Start
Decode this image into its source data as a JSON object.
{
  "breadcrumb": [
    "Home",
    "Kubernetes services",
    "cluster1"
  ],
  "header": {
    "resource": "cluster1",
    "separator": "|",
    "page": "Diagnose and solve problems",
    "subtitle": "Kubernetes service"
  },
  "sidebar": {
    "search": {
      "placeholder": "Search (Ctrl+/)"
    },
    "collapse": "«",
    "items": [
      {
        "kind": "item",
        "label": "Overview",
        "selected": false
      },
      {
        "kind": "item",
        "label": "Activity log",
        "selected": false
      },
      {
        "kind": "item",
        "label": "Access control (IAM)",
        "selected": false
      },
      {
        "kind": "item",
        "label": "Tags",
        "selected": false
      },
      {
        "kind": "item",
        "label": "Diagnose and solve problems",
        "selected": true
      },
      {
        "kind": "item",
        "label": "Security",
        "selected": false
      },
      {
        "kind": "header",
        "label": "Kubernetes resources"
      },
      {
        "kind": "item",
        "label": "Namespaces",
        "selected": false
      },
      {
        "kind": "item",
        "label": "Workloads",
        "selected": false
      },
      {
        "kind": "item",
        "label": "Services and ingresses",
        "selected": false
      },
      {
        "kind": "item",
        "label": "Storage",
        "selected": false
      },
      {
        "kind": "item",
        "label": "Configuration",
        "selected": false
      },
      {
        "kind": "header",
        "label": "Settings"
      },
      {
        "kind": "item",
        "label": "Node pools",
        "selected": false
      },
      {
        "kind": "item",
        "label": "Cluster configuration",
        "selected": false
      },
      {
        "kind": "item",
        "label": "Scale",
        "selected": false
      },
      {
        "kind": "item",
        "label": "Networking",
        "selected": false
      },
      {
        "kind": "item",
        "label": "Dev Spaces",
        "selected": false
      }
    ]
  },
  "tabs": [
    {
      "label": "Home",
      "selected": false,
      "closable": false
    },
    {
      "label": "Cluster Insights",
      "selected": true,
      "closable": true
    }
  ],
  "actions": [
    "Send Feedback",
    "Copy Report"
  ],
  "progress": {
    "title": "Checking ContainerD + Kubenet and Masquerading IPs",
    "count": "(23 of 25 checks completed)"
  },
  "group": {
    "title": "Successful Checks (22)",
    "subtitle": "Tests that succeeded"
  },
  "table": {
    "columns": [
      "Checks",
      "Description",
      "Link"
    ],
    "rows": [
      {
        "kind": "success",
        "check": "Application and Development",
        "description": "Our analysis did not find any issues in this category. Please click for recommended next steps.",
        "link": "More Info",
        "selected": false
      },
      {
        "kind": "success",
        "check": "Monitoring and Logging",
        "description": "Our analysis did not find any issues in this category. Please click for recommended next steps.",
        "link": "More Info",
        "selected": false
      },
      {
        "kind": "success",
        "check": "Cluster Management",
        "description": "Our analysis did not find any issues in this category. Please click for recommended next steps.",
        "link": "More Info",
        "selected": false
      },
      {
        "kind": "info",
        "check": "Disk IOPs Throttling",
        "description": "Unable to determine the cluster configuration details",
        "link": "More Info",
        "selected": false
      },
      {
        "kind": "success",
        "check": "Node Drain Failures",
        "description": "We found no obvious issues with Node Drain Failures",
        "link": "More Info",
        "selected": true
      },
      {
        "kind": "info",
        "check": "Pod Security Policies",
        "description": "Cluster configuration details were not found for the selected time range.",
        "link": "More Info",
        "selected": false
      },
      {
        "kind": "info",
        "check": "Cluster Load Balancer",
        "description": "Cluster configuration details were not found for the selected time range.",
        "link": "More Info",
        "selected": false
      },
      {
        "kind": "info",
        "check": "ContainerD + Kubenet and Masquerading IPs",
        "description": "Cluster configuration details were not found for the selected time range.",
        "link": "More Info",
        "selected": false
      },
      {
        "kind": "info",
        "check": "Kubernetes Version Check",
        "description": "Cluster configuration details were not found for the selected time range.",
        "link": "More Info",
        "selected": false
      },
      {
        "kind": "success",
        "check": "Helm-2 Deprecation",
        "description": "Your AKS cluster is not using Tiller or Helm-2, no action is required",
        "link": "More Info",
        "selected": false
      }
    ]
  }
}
End
*TASK DIRECTIONS*.
In the listing, find every line containing the word "Masquerading" and list it.

*EXERCISE RESULT*.
    "title": "Checking ContainerD + Kubenet and Masquerading IPs",
        "check": "ContainerD + Kubenet and Masquerading IPs",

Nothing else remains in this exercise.